> **CHALLENGE A**: According to the letter to the Minister of Health on tobacco promotions, how were KOOL cigarettes launched?
> **CHALLENGE B**: For each statement, say yes or no as to whether it agrees with the letter to the Minister of Health on tobacco promotions, and quote the words of the letter that decide it: (i) The letter is dated November 11, 2002. (ii) The letter says the launch of KOOL cigarettes illustrates three problems with the federal regulatory system. (iii) BAT assumed total direction of Imperial Tobacco two years before KOOL's launch.
> **CHALLENGE C**: Continue the letter to the Minister of Health on tobacco promotions from its last sentence.

News releases- background

Letter to the Minister of Health:
Curb Tobacco Promotions.

November 11, 2002

Honourable Anne McLellan
Minister of Health
House of Commons
Ottawa, Ontario

Dear Minister McLellan:

We are writing today to urge you to direct your department to address the legal and regulatory weaknesses that have allowed Imperial Tobacco to use lifestyle advertising to launch  “KOOL” and “KOOL FROST” cigarettes in Canada.

There are at least five problems with the federal regulatory system illustrated through the launch of KOOL cigarettes.  These are:

  • Internet advertising of cigarettes.
    KOOL cigarettes were launched through the creation of a new web-site, marketing nightclub events.  Long after the events are passed, the web-site continues to show KOOL cigarettes in a club atmosphere – a highly compelling marketing image.  Imperial Tobacco has been able to take advantage of the world wide web, despite the fact that it is not one of the four ‘allowable’ venues for tobacco or sponsorship advertising (i.e., on site of sponsored events, by direct mail to adults, in publications with 85% adult readership, in venues where minors are not allowed by law).

  • Cross border advertising of cigarettes
    KOOL is the first international brand to be launched by BAT since it assumed total direction of Imperial Tobacco two years ago.  KOOL cigarettes are advertised through car racing and advertisements in imported publications popular with young Canadians.

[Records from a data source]
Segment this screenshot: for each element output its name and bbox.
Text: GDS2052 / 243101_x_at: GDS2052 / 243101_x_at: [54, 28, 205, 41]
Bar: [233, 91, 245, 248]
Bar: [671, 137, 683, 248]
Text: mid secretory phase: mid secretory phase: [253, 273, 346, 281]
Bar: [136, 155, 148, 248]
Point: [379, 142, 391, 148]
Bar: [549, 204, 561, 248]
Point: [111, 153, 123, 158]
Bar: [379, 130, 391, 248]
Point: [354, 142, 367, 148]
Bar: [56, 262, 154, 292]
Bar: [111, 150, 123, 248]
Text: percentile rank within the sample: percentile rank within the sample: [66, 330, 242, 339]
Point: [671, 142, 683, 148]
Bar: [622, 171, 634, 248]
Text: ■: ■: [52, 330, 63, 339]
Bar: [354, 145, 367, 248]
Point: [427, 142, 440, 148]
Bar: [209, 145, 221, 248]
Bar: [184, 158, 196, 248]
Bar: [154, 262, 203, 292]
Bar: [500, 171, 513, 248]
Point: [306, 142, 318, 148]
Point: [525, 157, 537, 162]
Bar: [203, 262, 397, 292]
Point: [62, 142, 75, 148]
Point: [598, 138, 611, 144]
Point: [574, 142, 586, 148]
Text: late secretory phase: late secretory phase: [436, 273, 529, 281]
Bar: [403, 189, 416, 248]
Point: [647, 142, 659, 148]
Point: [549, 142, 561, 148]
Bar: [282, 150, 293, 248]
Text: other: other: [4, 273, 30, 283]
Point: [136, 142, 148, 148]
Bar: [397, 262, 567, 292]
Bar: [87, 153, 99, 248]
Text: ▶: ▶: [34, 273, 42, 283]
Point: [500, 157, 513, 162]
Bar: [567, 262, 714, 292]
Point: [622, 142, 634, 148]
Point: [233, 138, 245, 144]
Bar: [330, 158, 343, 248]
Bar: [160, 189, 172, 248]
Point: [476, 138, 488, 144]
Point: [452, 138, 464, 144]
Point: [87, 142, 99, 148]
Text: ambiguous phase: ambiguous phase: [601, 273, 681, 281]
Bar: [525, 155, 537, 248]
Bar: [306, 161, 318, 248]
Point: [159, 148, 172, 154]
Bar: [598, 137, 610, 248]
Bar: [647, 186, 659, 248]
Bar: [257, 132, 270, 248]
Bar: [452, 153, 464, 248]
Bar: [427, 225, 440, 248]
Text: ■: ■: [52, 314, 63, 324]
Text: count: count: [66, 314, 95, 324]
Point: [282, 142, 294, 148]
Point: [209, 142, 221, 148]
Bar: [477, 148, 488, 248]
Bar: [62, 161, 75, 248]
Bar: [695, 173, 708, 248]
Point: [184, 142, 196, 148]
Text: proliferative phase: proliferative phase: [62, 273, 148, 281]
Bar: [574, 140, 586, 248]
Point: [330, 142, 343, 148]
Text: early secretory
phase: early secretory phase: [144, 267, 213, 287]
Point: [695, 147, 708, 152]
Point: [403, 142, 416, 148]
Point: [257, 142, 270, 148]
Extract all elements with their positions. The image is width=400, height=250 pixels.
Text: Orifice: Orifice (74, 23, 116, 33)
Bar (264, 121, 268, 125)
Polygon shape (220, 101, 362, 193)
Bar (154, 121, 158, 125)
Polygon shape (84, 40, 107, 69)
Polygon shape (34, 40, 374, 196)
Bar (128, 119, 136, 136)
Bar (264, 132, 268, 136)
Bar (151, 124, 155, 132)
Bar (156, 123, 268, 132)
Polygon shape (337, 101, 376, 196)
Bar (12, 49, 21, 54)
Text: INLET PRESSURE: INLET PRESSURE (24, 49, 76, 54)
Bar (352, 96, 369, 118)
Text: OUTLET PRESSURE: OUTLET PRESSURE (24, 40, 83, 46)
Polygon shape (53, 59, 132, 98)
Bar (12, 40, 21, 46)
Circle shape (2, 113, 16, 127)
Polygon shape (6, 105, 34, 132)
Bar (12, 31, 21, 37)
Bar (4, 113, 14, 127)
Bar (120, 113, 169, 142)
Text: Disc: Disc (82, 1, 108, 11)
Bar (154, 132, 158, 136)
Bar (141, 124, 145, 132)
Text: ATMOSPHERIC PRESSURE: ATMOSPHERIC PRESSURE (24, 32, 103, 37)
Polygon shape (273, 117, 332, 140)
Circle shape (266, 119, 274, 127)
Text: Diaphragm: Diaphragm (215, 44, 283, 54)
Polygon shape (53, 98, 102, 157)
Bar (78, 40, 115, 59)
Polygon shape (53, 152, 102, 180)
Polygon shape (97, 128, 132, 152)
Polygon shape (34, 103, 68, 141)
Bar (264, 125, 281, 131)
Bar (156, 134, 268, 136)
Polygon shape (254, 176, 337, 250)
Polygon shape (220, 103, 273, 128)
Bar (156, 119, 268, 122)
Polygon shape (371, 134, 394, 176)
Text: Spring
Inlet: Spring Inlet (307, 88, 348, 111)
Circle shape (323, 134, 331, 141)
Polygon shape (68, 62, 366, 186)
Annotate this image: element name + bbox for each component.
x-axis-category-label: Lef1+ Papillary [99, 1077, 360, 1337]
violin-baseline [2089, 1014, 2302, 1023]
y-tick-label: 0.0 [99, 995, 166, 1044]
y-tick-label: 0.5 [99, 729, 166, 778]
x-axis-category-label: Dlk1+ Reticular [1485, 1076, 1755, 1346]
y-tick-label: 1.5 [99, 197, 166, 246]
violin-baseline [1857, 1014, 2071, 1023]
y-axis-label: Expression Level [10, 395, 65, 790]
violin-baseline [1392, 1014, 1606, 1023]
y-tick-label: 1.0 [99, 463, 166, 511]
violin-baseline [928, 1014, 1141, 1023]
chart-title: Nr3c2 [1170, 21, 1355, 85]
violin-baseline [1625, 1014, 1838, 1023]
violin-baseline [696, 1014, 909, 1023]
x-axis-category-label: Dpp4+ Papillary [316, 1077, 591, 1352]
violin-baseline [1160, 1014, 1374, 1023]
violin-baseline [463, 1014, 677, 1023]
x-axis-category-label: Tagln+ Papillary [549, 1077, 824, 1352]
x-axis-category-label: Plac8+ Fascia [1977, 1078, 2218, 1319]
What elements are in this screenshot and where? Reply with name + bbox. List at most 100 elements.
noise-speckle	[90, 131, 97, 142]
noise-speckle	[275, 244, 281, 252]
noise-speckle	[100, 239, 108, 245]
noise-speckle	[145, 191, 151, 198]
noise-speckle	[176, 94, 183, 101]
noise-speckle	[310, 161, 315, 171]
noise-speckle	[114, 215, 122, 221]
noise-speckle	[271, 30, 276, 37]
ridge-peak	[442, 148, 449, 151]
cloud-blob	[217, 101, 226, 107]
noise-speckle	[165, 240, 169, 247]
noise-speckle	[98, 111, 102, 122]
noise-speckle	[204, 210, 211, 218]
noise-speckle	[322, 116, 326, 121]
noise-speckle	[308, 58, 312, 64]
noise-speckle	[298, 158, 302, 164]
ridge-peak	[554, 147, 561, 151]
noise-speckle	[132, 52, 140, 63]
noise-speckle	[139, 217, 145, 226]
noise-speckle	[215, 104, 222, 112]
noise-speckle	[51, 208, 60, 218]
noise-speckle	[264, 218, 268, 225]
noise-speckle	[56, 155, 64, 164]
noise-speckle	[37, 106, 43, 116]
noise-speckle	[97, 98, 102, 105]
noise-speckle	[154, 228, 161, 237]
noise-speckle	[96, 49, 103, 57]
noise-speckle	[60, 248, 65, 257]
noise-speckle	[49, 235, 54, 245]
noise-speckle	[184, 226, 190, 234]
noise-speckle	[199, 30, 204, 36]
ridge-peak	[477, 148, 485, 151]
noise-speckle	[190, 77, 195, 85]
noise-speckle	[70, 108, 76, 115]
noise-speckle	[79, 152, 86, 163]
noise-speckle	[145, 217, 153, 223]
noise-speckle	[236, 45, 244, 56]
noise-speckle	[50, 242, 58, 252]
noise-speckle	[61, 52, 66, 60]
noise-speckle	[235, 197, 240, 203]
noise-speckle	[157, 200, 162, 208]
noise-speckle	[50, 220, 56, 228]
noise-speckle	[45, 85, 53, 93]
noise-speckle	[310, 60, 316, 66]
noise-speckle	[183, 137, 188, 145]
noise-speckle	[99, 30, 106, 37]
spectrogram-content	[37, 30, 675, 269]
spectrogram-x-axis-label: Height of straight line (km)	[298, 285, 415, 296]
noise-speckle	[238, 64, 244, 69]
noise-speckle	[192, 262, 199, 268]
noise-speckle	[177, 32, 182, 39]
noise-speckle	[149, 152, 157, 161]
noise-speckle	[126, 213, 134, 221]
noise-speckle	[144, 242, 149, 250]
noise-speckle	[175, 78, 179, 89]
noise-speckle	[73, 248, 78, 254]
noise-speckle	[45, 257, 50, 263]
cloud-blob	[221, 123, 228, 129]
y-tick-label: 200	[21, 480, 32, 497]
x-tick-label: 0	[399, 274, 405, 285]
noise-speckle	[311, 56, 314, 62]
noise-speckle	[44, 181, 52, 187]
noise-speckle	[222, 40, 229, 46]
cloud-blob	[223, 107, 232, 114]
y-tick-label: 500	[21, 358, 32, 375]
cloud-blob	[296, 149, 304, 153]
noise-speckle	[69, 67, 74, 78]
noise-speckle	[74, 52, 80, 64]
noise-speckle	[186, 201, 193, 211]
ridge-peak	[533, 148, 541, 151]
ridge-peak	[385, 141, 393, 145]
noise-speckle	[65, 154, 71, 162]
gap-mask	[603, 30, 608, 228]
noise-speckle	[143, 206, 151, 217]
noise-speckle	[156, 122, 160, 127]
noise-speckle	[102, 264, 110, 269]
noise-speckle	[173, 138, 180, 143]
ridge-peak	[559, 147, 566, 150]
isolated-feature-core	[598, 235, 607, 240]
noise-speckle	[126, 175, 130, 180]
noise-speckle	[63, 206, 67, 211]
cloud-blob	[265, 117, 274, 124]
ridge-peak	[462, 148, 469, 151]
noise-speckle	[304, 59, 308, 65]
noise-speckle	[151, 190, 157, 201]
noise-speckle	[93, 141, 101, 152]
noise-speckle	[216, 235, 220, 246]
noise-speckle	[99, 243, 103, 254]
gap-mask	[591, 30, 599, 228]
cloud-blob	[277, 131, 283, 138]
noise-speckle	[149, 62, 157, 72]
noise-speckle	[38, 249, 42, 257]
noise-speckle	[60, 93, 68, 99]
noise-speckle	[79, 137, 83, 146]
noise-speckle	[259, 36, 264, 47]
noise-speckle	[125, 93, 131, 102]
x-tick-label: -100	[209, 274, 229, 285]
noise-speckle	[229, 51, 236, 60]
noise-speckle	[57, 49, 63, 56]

> **FINAL ANSWER A**: KOOL cigarettes were launched through the creation of a new web-site marketing nightclub events.

> **FINAL ANSWER B**:
(i) Yes: "November 11, 2002"
(ii) No: "There are at least five problems with the federal regulatory system illustrated through the launch of KOOL cigarettes."
(iii) Yes: "KOOL is the first international brand to be launched by BAT since it assumed total direction of Imperial Tobacco two years ago."

> **FINAL ANSWER C**:
  • Retail displays of cigarettes
    The greatest proportion of the tobacco advertising budget is spent on retail promotions. Although two provinces have moved to protect children from retail displays of cigarettes, your department has taken no steps to regulate these displays, even though it proposed to do so almost four years ago.

  • No health warnings on cigarette advertising.
    Canada is almost alone among developed countries in not requiring health warning labels on tobacco promotions.  Although your predecessor, the Hon. Allan Rock, proposed four years ago that health warning messages would be required on all tobacco promotions, no regulations to this effect have yet been drafted. Many promotions will be allowed (including nightclub signs) even after the ban on sponsorships takes effect next October.

  • Misleading descriptors
    Imperial Tobacco has responded to your predecessor’s proposals to ban ‘light’ and ‘mild’ by using alternative terms on their newly-introduced products.  The KOOL package carries the terms ‘frost’ to convey a lower tar delivery, even though there is no likelihood that smokers of the ‘frost’ brand will inhale lower levels of harmful substances.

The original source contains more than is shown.